### Aim
Look through the data below and count each line where the word "Гоша" appears. Reply with the count alone.

--- Supplied data ---

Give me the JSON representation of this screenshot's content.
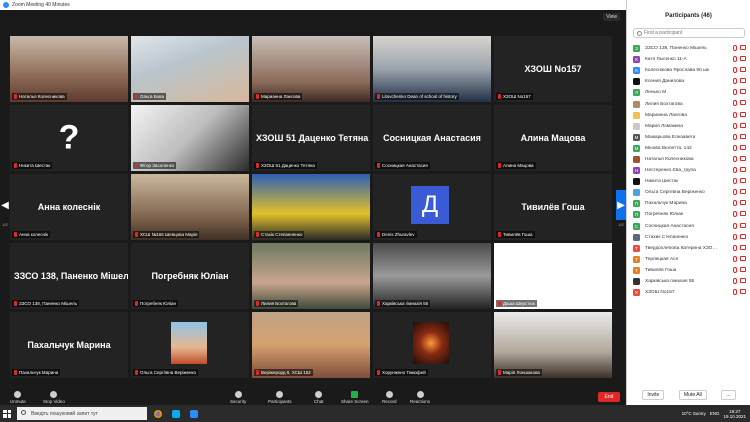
{
  "window": {
    "title": "Zoom Meeting 40 Minutes",
    "view_label": "View"
  },
  "tiles": [
    {
      "label": "Наталья Колесникова",
      "photo": "ph-a"
    },
    {
      "label": "Ольга Бова",
      "photo": "ph-b"
    },
    {
      "label": "Марианна Лангова",
      "photo": "ph-c"
    },
    {
      "label": "Litovchenko Dean of school of history",
      "photo": "ph-d",
      "muted": false
    },
    {
      "label": "ХЗОШ No157",
      "bigname": "ХЗОШ No157"
    },
    {
      "label": "Никита Шестак",
      "bigname": "?",
      "q": true
    },
    {
      "label": "Фігор Засоленко",
      "photo": "ph-e"
    },
    {
      "label": "ХЗОШ 51 Даценко Тетяна",
      "bigname": "ХЗОШ 51 Даценко Тетяна"
    },
    {
      "label": "Сосницкая Анастасия",
      "bigname": "Сосницкая Анастасия"
    },
    {
      "label": "Алина Мацова",
      "bigname": "Алина Мацова"
    },
    {
      "label": "Анна колеснік",
      "bigname": "Анна колеснік"
    },
    {
      "label": "ХСШ №166 Шевцова Марія",
      "photo": "ph-f"
    },
    {
      "label": "Стахік Степанненко",
      "photo": "ph-g"
    },
    {
      "label": "Denis Zhuravlev",
      "avatar": "Д"
    },
    {
      "label": "Тивилёв Гоша",
      "bigname": "Тивилёв Гоша"
    },
    {
      "label": "ЗЗСО 138, Паненко Мішель",
      "bigname": "ЗЗСО 138, Паненко Мішель"
    },
    {
      "label": "Погребняк Юліан",
      "bigname": "Погребняк Юліан"
    },
    {
      "label": "Лилия Бохтагова",
      "photo": "ph-h"
    },
    {
      "label": "Харківська гімназія 55",
      "photo": "ph-i"
    },
    {
      "label": "Даша Шерстюк",
      "photo": "ph-j"
    },
    {
      "label": "Пахальчук Марина",
      "bigname": "Пахальчук Марина"
    },
    {
      "label": "Ольга Сергіївна Веріженко",
      "photo": "ph-k",
      "small": true
    },
    {
      "label": "Веріжерорд 8, ХСШ 152",
      "photo": "ph-l"
    },
    {
      "label": "Хорунжено Тимофей",
      "photo": "ph-m",
      "small": true
    },
    {
      "label": "Марія Лоншакова",
      "photo": "ph-n"
    }
  ],
  "pager": {
    "left": "1/2",
    "right": "1/2"
  },
  "toolbar": {
    "unmute": "Unmute",
    "stop_video": "Stop Video",
    "security": "Security",
    "participants": "Participants",
    "participants_count": "46",
    "chat": "Chat",
    "share_screen": "Share Screen",
    "record": "Record",
    "reactions": "Reactions",
    "end": "End"
  },
  "panel": {
    "title": "Participants (46)",
    "search_placeholder": "Find a participant",
    "participants": [
      {
        "name": "ЗЗСО 138, Паненко Мішель",
        "initial": "З",
        "color": "#3aa757"
      },
      {
        "name": "Катя Лысенко 11-А",
        "initial": "К",
        "color": "#8e44ad"
      },
      {
        "name": "Колеснікова Ярослава 9б шк",
        "initial": "К",
        "color": "#2d8cff"
      },
      {
        "name": "Ксения Данилова",
        "initial": "",
        "color": "#111111"
      },
      {
        "name": "Ленько М",
        "initial": "Л",
        "color": "#3aa757"
      },
      {
        "name": "Лилия Бохтагова",
        "initial": "",
        "color": "#b08a6a"
      },
      {
        "name": "Марианна Лангова",
        "initial": "",
        "color": "#f2c14e"
      },
      {
        "name": "Мария Ломакина",
        "initial": "",
        "color": "#c9c9c9"
      },
      {
        "name": "Мажарьова Елизавета",
        "initial": "М",
        "color": "#555555"
      },
      {
        "name": "Мінова Віолетта, 142",
        "initial": "М",
        "color": "#3aa757"
      },
      {
        "name": "Наталья Колесникова",
        "initial": "",
        "color": "#a0522d"
      },
      {
        "name": "Нестеренко Єва_група",
        "initial": "Н",
        "color": "#8e44ad"
      },
      {
        "name": "Никита Шестак",
        "initial": "",
        "color": "#111111"
      },
      {
        "name": "Ольга Сергіївна Веріженко",
        "initial": "",
        "color": "#4aa3df"
      },
      {
        "name": "Пахальчук Марина",
        "initial": "П",
        "color": "#3aa757"
      },
      {
        "name": "Погребняк Юліан",
        "initial": "П",
        "color": "#3aa757"
      },
      {
        "name": "Сосницкая Анастасия",
        "initial": "С",
        "color": "#3aa757"
      },
      {
        "name": "Стахик Степаненко",
        "initial": "",
        "color": "#5a6a7a"
      },
      {
        "name": "Твердохлебова Катерина ХЗО…",
        "initial": "Т",
        "color": "#e74c3c"
      },
      {
        "name": "Терлецкая Ася",
        "initial": "Т",
        "color": "#e67e22"
      },
      {
        "name": "Тивилёв Гоша",
        "initial": "Т",
        "color": "#e67e22"
      },
      {
        "name": "Харківська гімназія 55",
        "initial": "",
        "color": "#333333"
      },
      {
        "name": "ХЗОШ No157",
        "initial": "Х",
        "color": "#e74c3c"
      }
    ],
    "invite": "Invite",
    "mute_all": "Mute All",
    "more": "..."
  },
  "taskbar": {
    "search_placeholder": "Введіть пошуковий запит тут",
    "weather": "10°C  Sunny",
    "lang": "ENG",
    "time": "19:27",
    "date": "19.10.2021"
  }
}
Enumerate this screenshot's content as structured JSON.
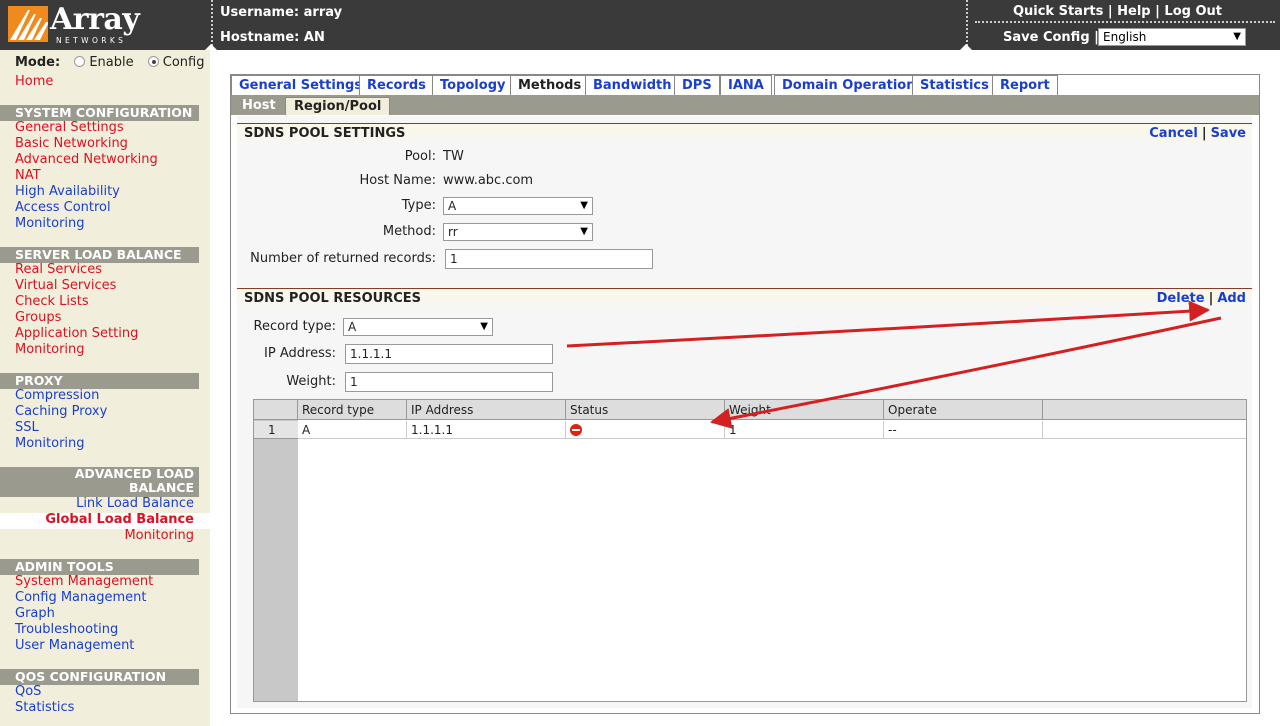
{
  "header": {
    "logo_word": "Array",
    "logo_sub": "NETWORKS",
    "username_label": "Username: array",
    "hostname_label": "Hostname: AN",
    "links": [
      "Quick Starts",
      "Help",
      "Log Out"
    ],
    "save_config": "Save Config",
    "language": "English"
  },
  "sidebar": {
    "mode_label": "Mode:",
    "mode_enable": "Enable",
    "mode_config": "Config",
    "home": "Home",
    "system_configuration": {
      "title": "SYSTEM CONFIGURATION",
      "items": [
        "General Settings",
        "Basic Networking",
        "Advanced Networking",
        "NAT",
        "High Availability",
        "Access Control",
        "Monitoring"
      ]
    },
    "server_load_balance": {
      "title": "SERVER LOAD BALANCE",
      "items": [
        "Real Services",
        "Virtual Services",
        "Check Lists",
        "Groups",
        "Application Setting",
        "Monitoring"
      ]
    },
    "proxy": {
      "title": "PROXY",
      "items": [
        "Compression",
        "Caching Proxy",
        "SSL",
        "Monitoring"
      ]
    },
    "advanced_load_balance": {
      "title_line1": "ADVANCED LOAD",
      "title_line2": "BALANCE",
      "items": [
        "Link Load Balance",
        "Global Load Balance",
        "Monitoring"
      ]
    },
    "admin_tools": {
      "title": "ADMIN TOOLS",
      "items": [
        "System Management",
        "Config Management",
        "Graph",
        "Troubleshooting",
        "User Management"
      ]
    },
    "qos_configuration": {
      "title": "QOS CONFIGURATION",
      "items": [
        "QoS",
        "Statistics"
      ]
    }
  },
  "tabs": [
    "General Settings",
    "Records",
    "Topology",
    "Methods",
    "Bandwidth",
    "DPS",
    "IANA",
    "Domain Operation",
    "Statistics",
    "Report"
  ],
  "subtabs": [
    "Host",
    "Region/Pool"
  ],
  "pool_settings": {
    "title": "SDNS POOL SETTINGS",
    "cancel": "Cancel",
    "save": "Save",
    "pool_label": "Pool:",
    "pool_value": "TW",
    "host_label": "Host Name:",
    "host_value": "www.abc.com",
    "type_label": "Type:",
    "type_value": "A",
    "method_label": "Method:",
    "method_value": "rr",
    "returned_label": "Number of returned records:",
    "returned_value": "1"
  },
  "pool_resources": {
    "title": "SDNS POOL RESOURCES",
    "delete": "Delete",
    "add": "Add",
    "record_type_label": "Record type:",
    "record_type_value": "A",
    "ip_label": "IP Address:",
    "ip_value": "1.1.1.1",
    "weight_label": "Weight:",
    "weight_value": "1"
  },
  "grid": {
    "columns": [
      "Record type",
      "IP Address",
      "Status",
      "Weight",
      "Operate"
    ],
    "rows": [
      {
        "num": "1",
        "record_type": "A",
        "ip": "1.1.1.1",
        "status_icon": "minus-circle-icon",
        "weight": "1",
        "operate": "--"
      }
    ]
  },
  "colors": {
    "header_bg": "#3a3a3a",
    "sidebar_bg": "#f1efdb",
    "link_red": "#d12",
    "link_blue": "#1a3fcc",
    "arrow_red": "#d42020"
  }
}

---

### Reply
3